**What to do:** Transcribe the listing word for word.

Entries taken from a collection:
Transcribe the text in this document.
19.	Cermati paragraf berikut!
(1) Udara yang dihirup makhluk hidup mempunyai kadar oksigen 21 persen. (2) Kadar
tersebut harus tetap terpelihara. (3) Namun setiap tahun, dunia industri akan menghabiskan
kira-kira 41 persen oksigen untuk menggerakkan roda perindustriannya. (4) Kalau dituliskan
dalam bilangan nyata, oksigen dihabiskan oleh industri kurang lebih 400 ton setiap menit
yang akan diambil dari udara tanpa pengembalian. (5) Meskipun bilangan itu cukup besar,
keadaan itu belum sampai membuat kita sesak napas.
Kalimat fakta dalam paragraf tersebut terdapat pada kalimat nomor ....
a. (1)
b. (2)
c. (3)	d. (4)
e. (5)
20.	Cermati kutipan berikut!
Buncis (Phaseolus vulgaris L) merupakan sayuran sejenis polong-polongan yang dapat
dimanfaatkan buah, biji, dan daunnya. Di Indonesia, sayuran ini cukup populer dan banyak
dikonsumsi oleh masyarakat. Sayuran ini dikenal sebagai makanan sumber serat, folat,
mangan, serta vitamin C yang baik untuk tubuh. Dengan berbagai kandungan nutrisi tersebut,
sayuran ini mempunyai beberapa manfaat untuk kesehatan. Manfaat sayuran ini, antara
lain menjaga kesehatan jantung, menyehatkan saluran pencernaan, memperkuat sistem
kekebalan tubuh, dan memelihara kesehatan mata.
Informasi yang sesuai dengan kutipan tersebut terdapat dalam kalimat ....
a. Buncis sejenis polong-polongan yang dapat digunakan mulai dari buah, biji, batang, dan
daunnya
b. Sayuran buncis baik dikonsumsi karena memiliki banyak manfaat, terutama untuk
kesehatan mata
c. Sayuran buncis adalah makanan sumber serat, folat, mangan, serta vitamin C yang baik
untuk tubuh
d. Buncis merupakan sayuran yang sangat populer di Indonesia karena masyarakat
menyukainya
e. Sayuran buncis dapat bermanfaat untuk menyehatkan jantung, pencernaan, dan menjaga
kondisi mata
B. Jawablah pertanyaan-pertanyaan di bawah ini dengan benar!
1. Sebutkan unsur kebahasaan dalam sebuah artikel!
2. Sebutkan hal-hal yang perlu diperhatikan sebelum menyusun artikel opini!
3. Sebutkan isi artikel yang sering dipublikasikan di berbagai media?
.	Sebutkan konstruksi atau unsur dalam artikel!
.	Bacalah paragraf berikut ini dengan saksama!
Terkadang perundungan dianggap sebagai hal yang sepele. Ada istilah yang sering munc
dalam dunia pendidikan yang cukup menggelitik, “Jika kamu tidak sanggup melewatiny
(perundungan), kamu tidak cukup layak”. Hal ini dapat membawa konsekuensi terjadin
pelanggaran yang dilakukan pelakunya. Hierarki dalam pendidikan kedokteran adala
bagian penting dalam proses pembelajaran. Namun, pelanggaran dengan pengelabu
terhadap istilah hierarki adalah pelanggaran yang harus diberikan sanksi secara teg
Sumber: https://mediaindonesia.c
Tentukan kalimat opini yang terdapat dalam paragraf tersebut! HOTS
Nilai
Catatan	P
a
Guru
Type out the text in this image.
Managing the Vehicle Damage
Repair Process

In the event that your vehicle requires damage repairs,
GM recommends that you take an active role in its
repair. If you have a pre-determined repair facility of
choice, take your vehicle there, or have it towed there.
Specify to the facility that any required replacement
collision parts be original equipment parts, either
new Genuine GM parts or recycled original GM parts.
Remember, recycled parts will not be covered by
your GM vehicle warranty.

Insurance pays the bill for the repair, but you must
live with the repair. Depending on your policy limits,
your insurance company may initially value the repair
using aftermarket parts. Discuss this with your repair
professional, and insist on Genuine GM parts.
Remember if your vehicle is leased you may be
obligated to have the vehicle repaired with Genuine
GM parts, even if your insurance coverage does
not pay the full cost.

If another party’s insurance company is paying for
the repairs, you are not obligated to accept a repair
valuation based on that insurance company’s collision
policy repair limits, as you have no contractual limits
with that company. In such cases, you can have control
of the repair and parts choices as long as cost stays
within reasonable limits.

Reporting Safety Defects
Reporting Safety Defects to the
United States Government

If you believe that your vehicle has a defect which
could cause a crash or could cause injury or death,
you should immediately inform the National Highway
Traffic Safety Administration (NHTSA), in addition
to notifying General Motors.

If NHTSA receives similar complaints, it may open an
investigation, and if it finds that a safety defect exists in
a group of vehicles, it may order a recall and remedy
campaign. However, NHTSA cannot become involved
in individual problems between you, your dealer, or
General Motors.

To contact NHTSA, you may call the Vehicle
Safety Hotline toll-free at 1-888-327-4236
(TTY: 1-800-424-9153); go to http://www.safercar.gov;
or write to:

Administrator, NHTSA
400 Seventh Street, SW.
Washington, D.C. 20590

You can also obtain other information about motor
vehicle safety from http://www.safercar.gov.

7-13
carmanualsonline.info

**Output for this exercise:**
Transcribe the text in this document.
19.	Cermati paragraf berikut!
(1) Udara yang dihirup makhluk hidup mempunyai kadar oksigen 21 persen. (2) Kadar
tersebut harus tetap terpelihara. (3) Namun setiap tahun, dunia industri akan menghabiskan
kira-kira 41 persen oksigen untuk menggerakkan roda perindustriannya. (4) Kalau dituliskan
dalam bilangan nyata, oksigen dihabiskan oleh industri kurang lebih 400 ton setiap menit
yang akan diambil dari udara tanpa pengembalian. (5) Meskipun bilangan itu cukup besar,
keadaan itu belum sampai membuat kita sesak napas.
Kalimat fakta dalam paragraf tersebut terdapat pada kalimat nomor ....
a. (1)
b. (2)
c. (3)	d. (4)
e. (5)
20.	Cermati kutipan berikut!
Buncis (Phaseolus vulgaris L) merupakan sayuran sejenis polong-polongan yang dapat
dimanfaatkan buah, biji, dan daunnya. Di Indonesia, sayuran ini cukup populer dan banyak
dikonsumsi oleh masyarakat. Sayuran ini dikenal sebagai makanan sumber serat, folat,
mangan, serta vitamin C yang baik untuk tubuh. Dengan berbagai kandungan nutrisi tersebut,
sayuran ini mempunyai beberapa manfaat untuk kesehatan. Manfaat sayuran ini, antara
lain menjaga kesehatan jantung, menyehatkan saluran pencernaan, memperkuat sistem
kekebalan tubuh, dan memelihara kesehatan mata.
Informasi yang sesuai dengan kutipan tersebut terdapat dalam kalimat ....
a. Buncis sejenis polong-polongan yang dapat digunakan mulai dari buah, biji, batang, dan
daunnya
b. Sayuran buncis baik dikonsumsi karena memiliki banyak manfaat, terutama untuk
kesehatan mata
c. Sayuran buncis adalah makanan sumber serat, folat, mangan, serta vitamin C yang baik
untuk tubuh
d. Buncis merupakan sayuran yang sangat populer di Indonesia karena masyarakat
menyukainya
e. Sayuran buncis dapat bermanfaat untuk menyehatkan jantung, pencernaan, dan menjaga
kondisi mata
B. Jawablah pertanyaan-pertanyaan di bawah ini dengan benar!
1. Sebutkan unsur kebahasaan dalam sebuah artikel!
2. Sebutkan hal-hal yang perlu diperhatikan sebelum menyusun artikel opini!
3. Sebutkan isi artikel yang sering dipublikasikan di berbagai media?
.	Sebutkan konstruksi atau unsur dalam artikel!
.	Bacalah paragraf berikut ini dengan saksama!
Terkadang perundungan dianggap sebagai hal yang sepele. Ada istilah yang sering munc
dalam dunia pendidikan yang cukup menggelitik, “Jika kamu tidak sanggup melewatiny
(perundungan), kamu tidak cukup layak”. Hal ini dapat membawa konsekuensi terjadin
pelanggaran yang dilakukan pelakunya. Hierarki dalam pendidikan kedokteran adala
bagian penting dalam proses pembelajaran. Namun, pelanggaran dengan pengelabu
terhadap istilah hierarki adalah pelanggaran yang harus diberikan sanksi secara teg
Sumber: https://mediaindonesia.c
Tentukan kalimat opini yang terdapat dalam paragraf tersebut! HOTS
Nilai
Catatan	P
a
Guru
Type out the text in this image.
Managing the Vehicle Damage
Repair Process

In the event that your vehicle requires damage repairs,
GM recommends that you take an active role in its
repair. If you have a pre-determined repair facility of
choice, take your vehicle there, or have it towed there.
Specify to the facility that any required replacement
collision parts be original equipment parts, either
new Genuine GM parts or recycled original GM parts.
Remember, recycled parts will not be covered by
your GM vehicle warranty.

Insurance pays the bill for the repair, but you must
live with the repair. Depending on your policy limits,
your insurance company may initially value the repair
using aftermarket parts. Discuss this with your repair
professional, and insist on Genuine GM parts.
Remember if your vehicle is leased you may be
obligated to have the vehicle repaired with Genuine
GM parts, even if your insurance coverage does
not pay the full cost.

If another party’s insurance company is paying for
the repairs, you are not obligated to accept a repair
valuation based on that insurance company’s collision
policy repair limits, as you have no contractual limits
with that company. In such cases, you can have control
of the repair and parts choices as long as cost stays
within reasonable limits.

Reporting Safety Defects
Reporting Safety Defects to the
United States Government

If you believe that your vehicle has a defect which
could cause a crash or could cause injury or death,
you should immediately inform the National Highway
Traffic Safety Administration (NHTSA), in addition
to notifying General Motors.

If NHTSA receives similar complaints, it may open an
investigation, and if it finds that a safety defect exists in
a group of vehicles, it may order a recall and remedy
campaign. However, NHTSA cannot become involved
in individual problems between you, your dealer, or
General Motors.

To contact NHTSA, you may call the Vehicle
Safety Hotline toll-free at 1-888-327-4236
(TTY: 1-800-424-9153); go to http://www.safercar.gov;
or write to:

Administrator, NHTSA
400 Seventh Street, SW.
Washington, D.C. 20590

You can also obtain other information about motor
vehicle safety from http://www.safercar.gov.

7-13
carmanualsonline.info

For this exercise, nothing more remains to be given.